__Brief__. Extract the text of every entry below exactly; leave images out.

-*-*-

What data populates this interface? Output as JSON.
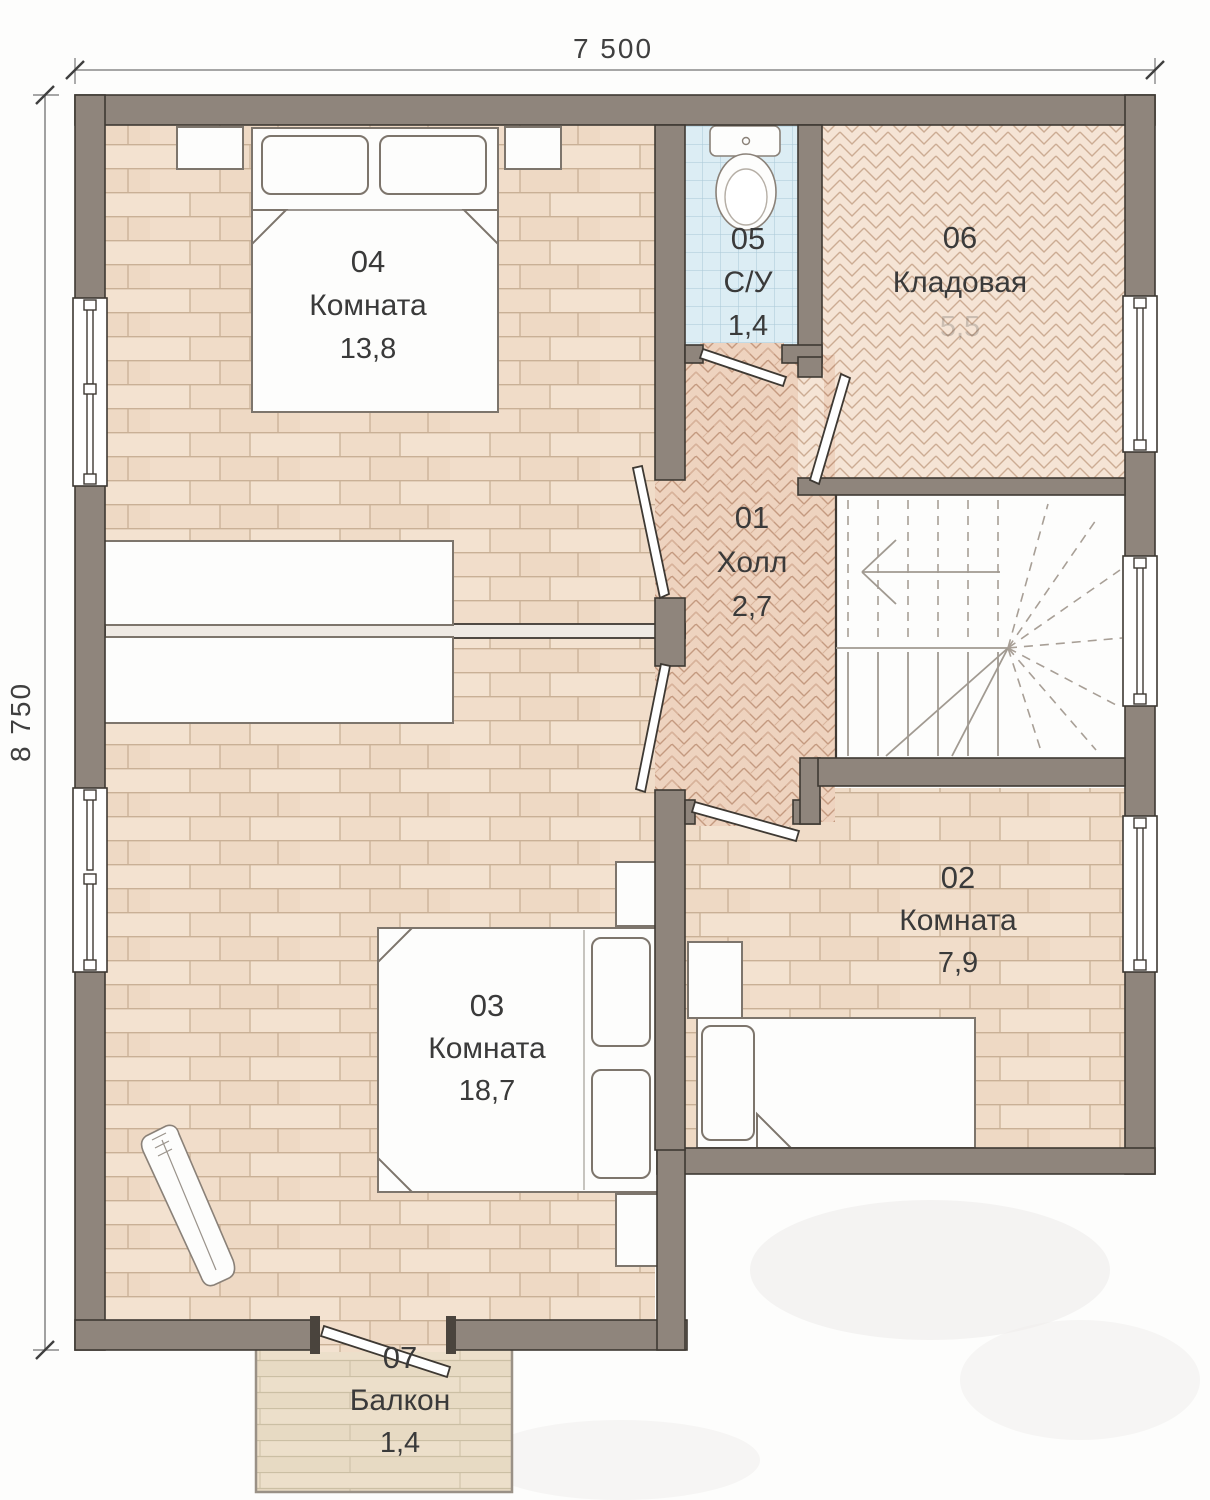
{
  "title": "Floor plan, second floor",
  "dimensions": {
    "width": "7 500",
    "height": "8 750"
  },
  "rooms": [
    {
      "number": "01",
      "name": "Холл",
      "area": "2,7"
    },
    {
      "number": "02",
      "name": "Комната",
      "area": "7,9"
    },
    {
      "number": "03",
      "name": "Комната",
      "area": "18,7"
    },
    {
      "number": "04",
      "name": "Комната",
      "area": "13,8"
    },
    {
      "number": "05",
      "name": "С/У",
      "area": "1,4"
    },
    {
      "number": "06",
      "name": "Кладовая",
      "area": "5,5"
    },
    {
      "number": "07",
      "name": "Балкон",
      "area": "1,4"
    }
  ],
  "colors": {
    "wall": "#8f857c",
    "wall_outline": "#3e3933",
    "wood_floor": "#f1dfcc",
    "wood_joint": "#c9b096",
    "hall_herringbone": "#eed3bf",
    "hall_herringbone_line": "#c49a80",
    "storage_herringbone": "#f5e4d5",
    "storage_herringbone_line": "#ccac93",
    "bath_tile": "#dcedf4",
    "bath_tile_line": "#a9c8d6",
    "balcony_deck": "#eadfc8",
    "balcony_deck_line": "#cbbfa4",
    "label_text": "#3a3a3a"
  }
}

-*-*-

__Result of this exercise__.
What data populates this interface? Output as JSON.
{
  "title": "Floor plan, second floor",
  "dimensions": {
    "width": "7 500",
    "height": "8 750"
  },
  "rooms": [
    {
      "number": "01",
      "name": "Холл",
      "area": "2,7"
    },
    {
      "number": "02",
      "name": "Комната",
      "area": "7,9"
    },
    {
      "number": "03",
      "name": "Комната",
      "area": "18,7"
    },
    {
      "number": "04",
      "name": "Комната",
      "area": "13,8"
    },
    {
      "number": "05",
      "name": "С/У",
      "area": "1,4"
    },
    {
      "number": "06",
      "name": "Кладовая",
      "area": "5,5"
    },
    {
      "number": "07",
      "name": "Балкон",
      "area": "1,4"
    }
  ],
  "colors": {
    "wall": "#8f857c",
    "wall_outline": "#3e3933",
    "wood_floor": "#f1dfcc",
    "wood_joint": "#c9b096",
    "hall_herringbone": "#eed3bf",
    "hall_herringbone_line": "#c49a80",
    "storage_herringbone": "#f5e4d5",
    "storage_herringbone_line": "#ccac93",
    "bath_tile": "#dcedf4",
    "bath_tile_line": "#a9c8d6",
    "balcony_deck": "#eadfc8",
    "balcony_deck_line": "#cbbfa4",
    "label_text": "#3a3a3a"
  }
}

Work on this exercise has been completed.